→ **Do this**:
Where a line in the listing contains the string "xlabel", copy that line out.

------ Raw data

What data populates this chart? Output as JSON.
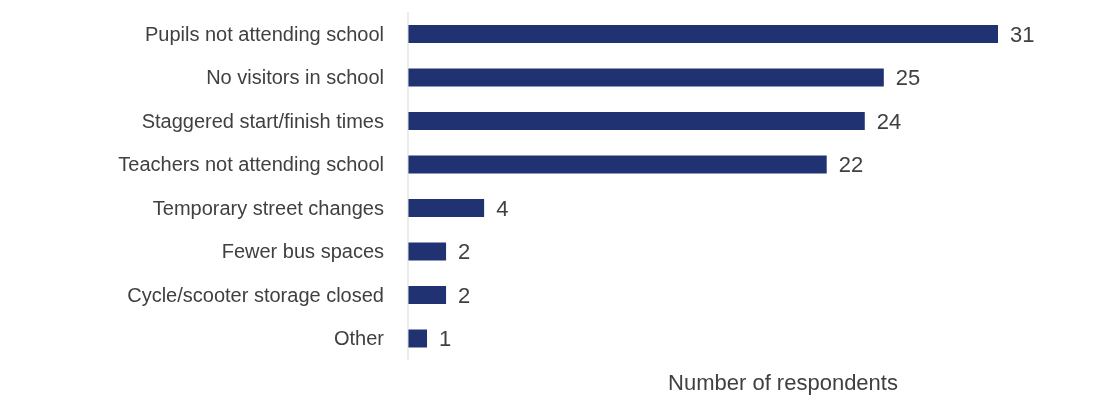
{
  "chart_data": {
    "type": "bar",
    "orientation": "horizontal",
    "xlabel": "Number of respondents",
    "categories": [
      "Pupils not attending school",
      "No visitors in school",
      "Staggered start/finish times",
      "Teachers not attending school",
      "Temporary street changes",
      "Fewer bus spaces",
      "Cycle/scooter storage closed",
      "Other"
    ],
    "values": [
      31,
      25,
      24,
      22,
      4,
      2,
      2,
      1
    ],
    "color": "#203272",
    "data_labels": true,
    "grid": false,
    "legend": false
  }
}
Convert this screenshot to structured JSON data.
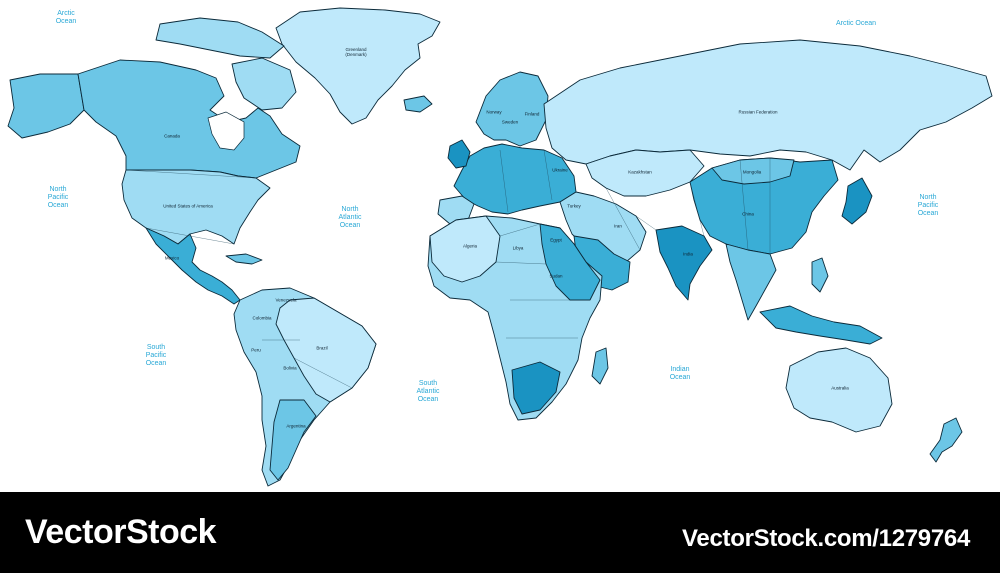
{
  "map": {
    "oceans": [
      {
        "id": "arctic-west",
        "label": "Arctic\nOcean"
      },
      {
        "id": "arctic-east",
        "label": "Arctic Ocean"
      },
      {
        "id": "north-pacific-west",
        "label": "North\nPacific\nOcean"
      },
      {
        "id": "north-atlantic",
        "label": "North\nAtlantic\nOcean"
      },
      {
        "id": "north-pacific-east",
        "label": "North\nPacific\nOcean"
      },
      {
        "id": "south-pacific",
        "label": "South\nPacific\nOcean"
      },
      {
        "id": "south-atlantic",
        "label": "South\nAtlantic\nOcean"
      },
      {
        "id": "indian",
        "label": "Indian\nOcean"
      }
    ],
    "countries": [
      {
        "id": "canada",
        "label": "Canada"
      },
      {
        "id": "usa",
        "label": "United States of America"
      },
      {
        "id": "brazil",
        "label": "Brazil"
      },
      {
        "id": "argentina",
        "label": "Argentina"
      },
      {
        "id": "russia",
        "label": "Russian Federation"
      },
      {
        "id": "china",
        "label": "China"
      },
      {
        "id": "india",
        "label": "India"
      },
      {
        "id": "australia",
        "label": "Australia"
      },
      {
        "id": "greenland",
        "label": "Greenland\n(Denmark)"
      },
      {
        "id": "kazakhstan",
        "label": "Kazakhstan"
      },
      {
        "id": "mongolia",
        "label": "Mongolia"
      },
      {
        "id": "iran",
        "label": "Iran"
      },
      {
        "id": "mexico",
        "label": "Mexico"
      },
      {
        "id": "colombia",
        "label": "Colombia"
      },
      {
        "id": "peru",
        "label": "Peru"
      },
      {
        "id": "bolivia",
        "label": "Bolivia"
      },
      {
        "id": "venezuela",
        "label": "Venezuela"
      },
      {
        "id": "algeria",
        "label": "Algeria"
      },
      {
        "id": "libya",
        "label": "Libya"
      },
      {
        "id": "egypt",
        "label": "Egypt"
      },
      {
        "id": "sudan",
        "label": "Sudan"
      },
      {
        "id": "finland",
        "label": "Finland"
      },
      {
        "id": "sweden",
        "label": "Sweden"
      },
      {
        "id": "norway",
        "label": "Norway"
      },
      {
        "id": "turkey",
        "label": "Turkey"
      },
      {
        "id": "ukraine",
        "label": "Ukraine"
      }
    ]
  },
  "footer": {
    "brand_left": "VectorStock",
    "brand_right": "VectorStock.com/1279764",
    "background": "#000000",
    "text_color": "#ffffff"
  },
  "colors": {
    "palest": "#bfe9fb",
    "light": "#9fdcf3",
    "medium": "#6cc6e6",
    "strong": "#3aaed6",
    "deep": "#1a93c2",
    "ocean_text": "#29a8d6",
    "outline": "#0b2a3a"
  }
}
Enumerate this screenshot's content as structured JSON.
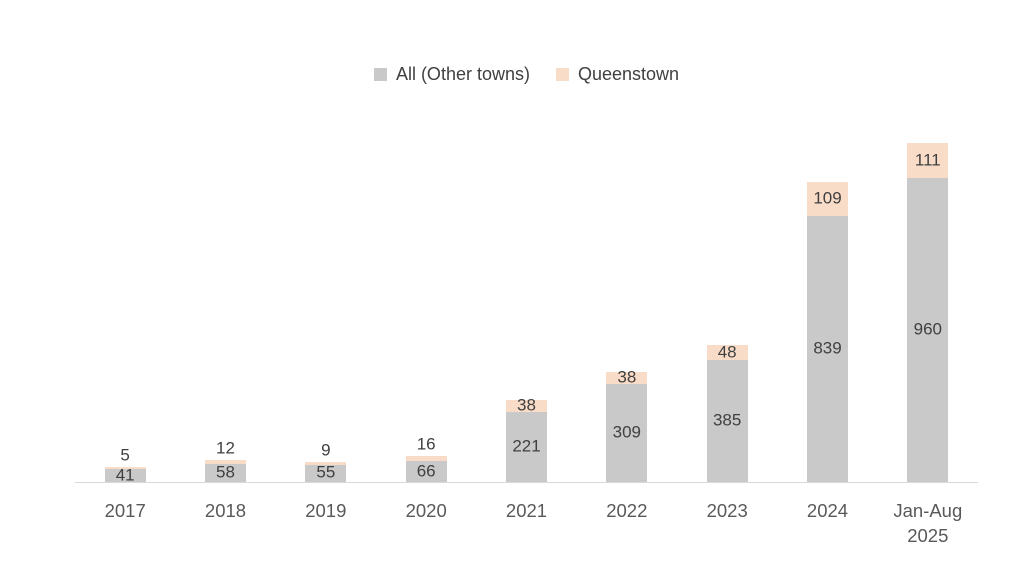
{
  "chart_data": {
    "type": "bar",
    "stacked": true,
    "title": "",
    "categories": [
      "2017",
      "2018",
      "2019",
      "2020",
      "2021",
      "2022",
      "2023",
      "2024",
      "Jan-Aug 2025"
    ],
    "series": [
      {
        "name": "All (Other towns)",
        "color": "#C9C9C9",
        "values": [
          41,
          58,
          55,
          66,
          221,
          309,
          385,
          839,
          960
        ]
      },
      {
        "name": "Queenstown",
        "color": "#F8DCC8",
        "values": [
          5,
          12,
          9,
          16,
          38,
          38,
          48,
          109,
          111
        ]
      }
    ],
    "legend_position": "top-center",
    "legend_labels": [
      "All (Other towns)",
      "Queenstown"
    ],
    "data_labels": true,
    "data_label_color": "#404040",
    "axis_tick_color": "#595959",
    "axis_line_color": "#D9D9D9",
    "background_color": "#FFFFFF",
    "y_axis_visible": false,
    "gridlines": false,
    "ylim": [
      0,
      1100
    ]
  }
}
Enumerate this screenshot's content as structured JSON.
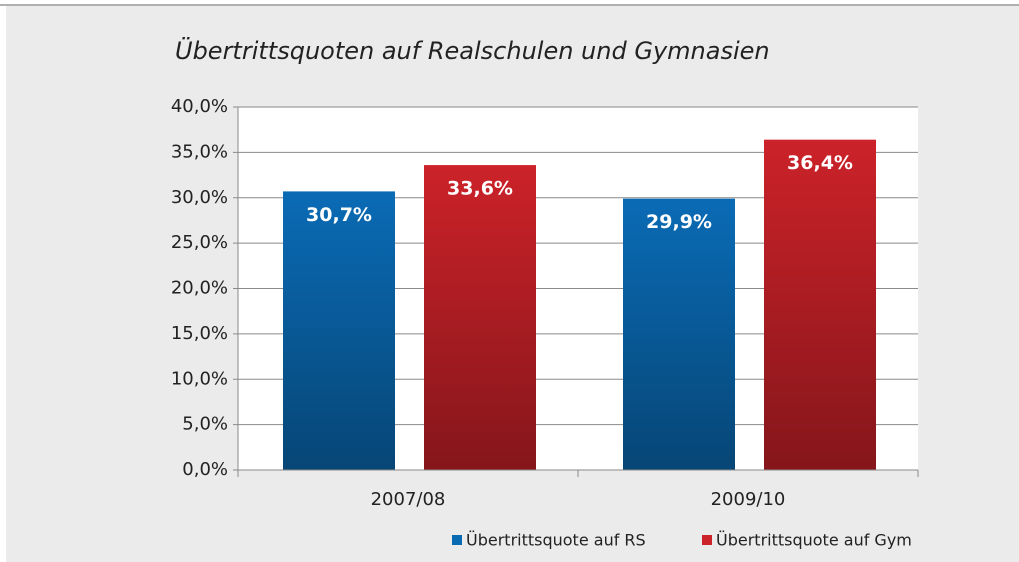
{
  "chart_data": {
    "type": "bar",
    "title": "Übertrittsquoten auf Realschulen und Gymnasien",
    "categories": [
      "2007/08",
      "2009/10"
    ],
    "series": [
      {
        "name": "Übertrittsquote auf RS",
        "color": "#0a6bb5",
        "values": [
          30.7,
          29.9
        ],
        "value_labels": [
          "30,7%",
          "29,9%"
        ]
      },
      {
        "name": "Übertrittsquote auf Gym",
        "color": "#cc2229",
        "values": [
          33.6,
          36.4
        ],
        "value_labels": [
          "33,6%",
          "36,4%"
        ]
      }
    ],
    "ylim": [
      0,
      40
    ],
    "yticks": [
      {
        "value": 0,
        "label": "0,0%"
      },
      {
        "value": 5,
        "label": "5,0%"
      },
      {
        "value": 10,
        "label": "10,0%"
      },
      {
        "value": 15,
        "label": "15,0%"
      },
      {
        "value": 20,
        "label": "20,0%"
      },
      {
        "value": 25,
        "label": "25,0%"
      },
      {
        "value": 30,
        "label": "30,0%"
      },
      {
        "value": 35,
        "label": "35,0%"
      },
      {
        "value": 40,
        "label": "40,0%"
      }
    ],
    "grid": true
  }
}
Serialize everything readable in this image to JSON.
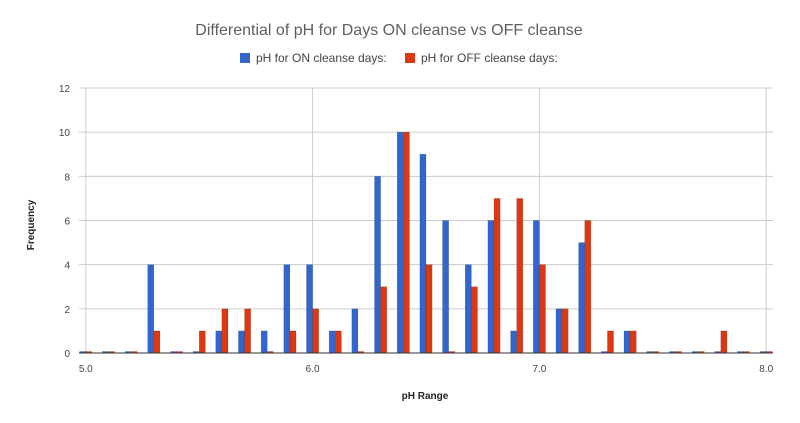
{
  "chart_data": {
    "type": "bar",
    "title": "Differential of pH for Days ON cleanse vs OFF cleanse",
    "xlabel": "pH Range",
    "ylabel": "Frequency",
    "x": [
      5.0,
      5.1,
      5.2,
      5.3,
      5.4,
      5.5,
      5.6,
      5.7,
      5.8,
      5.9,
      6.0,
      6.1,
      6.2,
      6.3,
      6.4,
      6.5,
      6.6,
      6.7,
      6.8,
      6.9,
      7.0,
      7.1,
      7.2,
      7.3,
      7.4,
      7.5,
      7.6,
      7.7,
      7.8,
      7.9,
      8.0
    ],
    "series": [
      {
        "name": "pH for ON cleanse days:",
        "color": "#3366cc",
        "values": [
          0,
          0,
          0,
          4,
          0,
          0,
          1,
          1,
          1,
          4,
          4,
          1,
          2,
          8,
          10,
          9,
          6,
          4,
          6,
          1,
          6,
          2,
          5,
          0,
          1,
          0,
          0,
          0,
          0,
          0,
          0
        ]
      },
      {
        "name": "pH for OFF cleanse days:",
        "color": "#dc3912",
        "values": [
          0,
          0,
          0,
          1,
          0,
          1,
          2,
          2,
          0,
          1,
          2,
          1,
          0,
          3,
          10,
          4,
          0,
          3,
          7,
          7,
          4,
          2,
          6,
          1,
          1,
          0,
          0,
          0,
          1,
          0,
          0
        ]
      }
    ],
    "xlim": [
      4.97,
      8.03
    ],
    "ylim": [
      0,
      12
    ],
    "yticks": [
      0,
      2,
      4,
      6,
      8,
      10,
      12
    ],
    "xticks": [
      "5.0",
      "6.0",
      "7.0",
      "8.0"
    ],
    "grid": true,
    "legend": "top"
  }
}
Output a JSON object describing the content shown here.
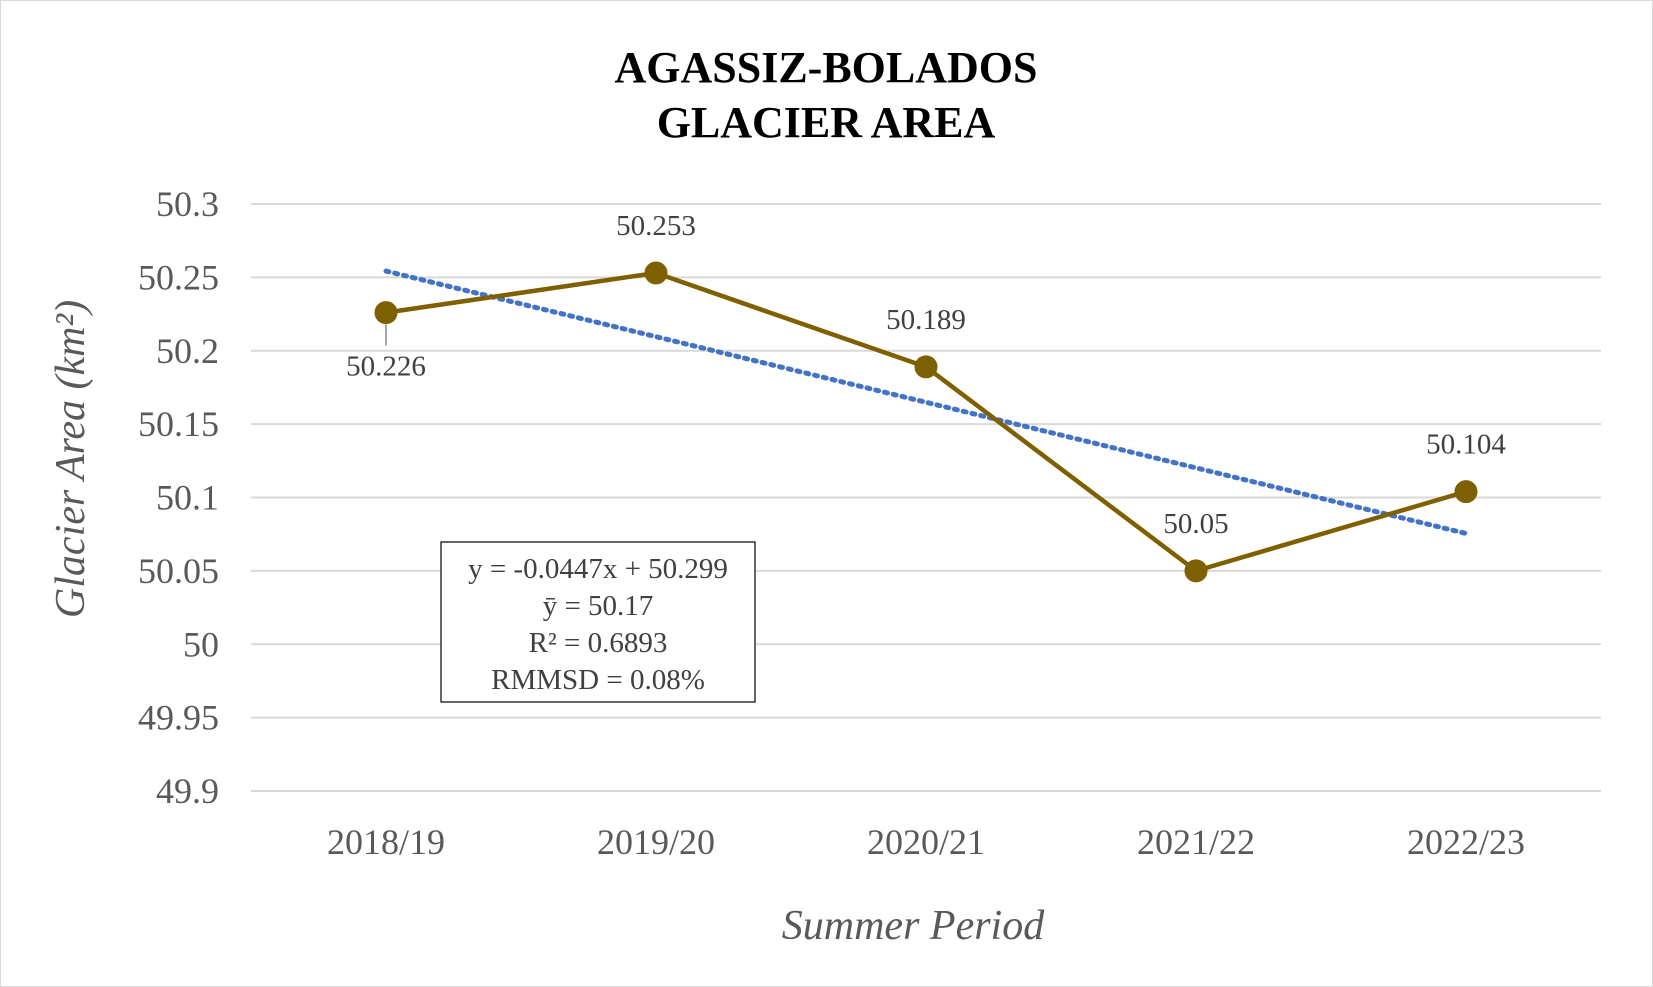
{
  "chart_data": {
    "type": "line",
    "title_lines": [
      "AGASSIZ-BOLADOS",
      "GLACIER AREA"
    ],
    "xlabel": "Summer Period",
    "ylabel": "Glacier Area (km²)",
    "categories": [
      "2018/19",
      "2019/20",
      "2020/21",
      "2021/22",
      "2022/23"
    ],
    "series": [
      {
        "values": [
          50.226,
          50.253,
          50.189,
          50.05,
          50.104
        ],
        "color": "#7f6000"
      }
    ],
    "data_labels": [
      "50.226",
      "50.253",
      "50.189",
      "50.05",
      "50.104"
    ],
    "trendline": {
      "type": "linear",
      "slope": -0.0447,
      "intercept": 50.299,
      "style": "dotted",
      "color": "#4472c4"
    },
    "ylim": [
      49.9,
      50.3
    ],
    "yticks": [
      49.9,
      49.95,
      50,
      50.05,
      50.1,
      50.15,
      50.2,
      50.25,
      50.3
    ],
    "ytick_labels": [
      "49.9",
      "49.95",
      "50",
      "50.05",
      "50.1",
      "50.15",
      "50.2",
      "50.25",
      "50.3"
    ],
    "grid": true,
    "annotation": {
      "lines": [
        "y = -0.0447x + 50.299",
        "ȳ = 50.17",
        "R² = 0.6893",
        "RMMSD = 0.08%"
      ]
    }
  }
}
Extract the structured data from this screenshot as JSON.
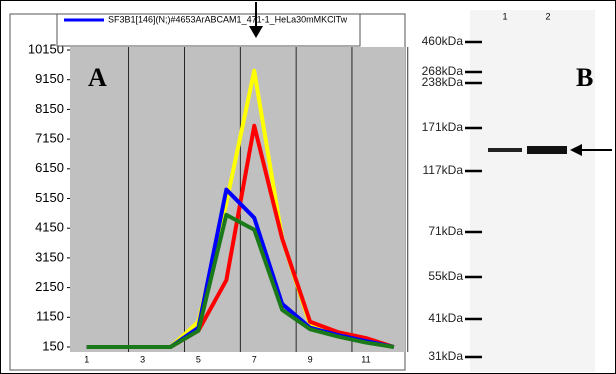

------------

→ **Result of this task**:
    "xlabel": "Number of respondents",
    "xlabel": "pH Range",
    "xlabel": "Summer Period",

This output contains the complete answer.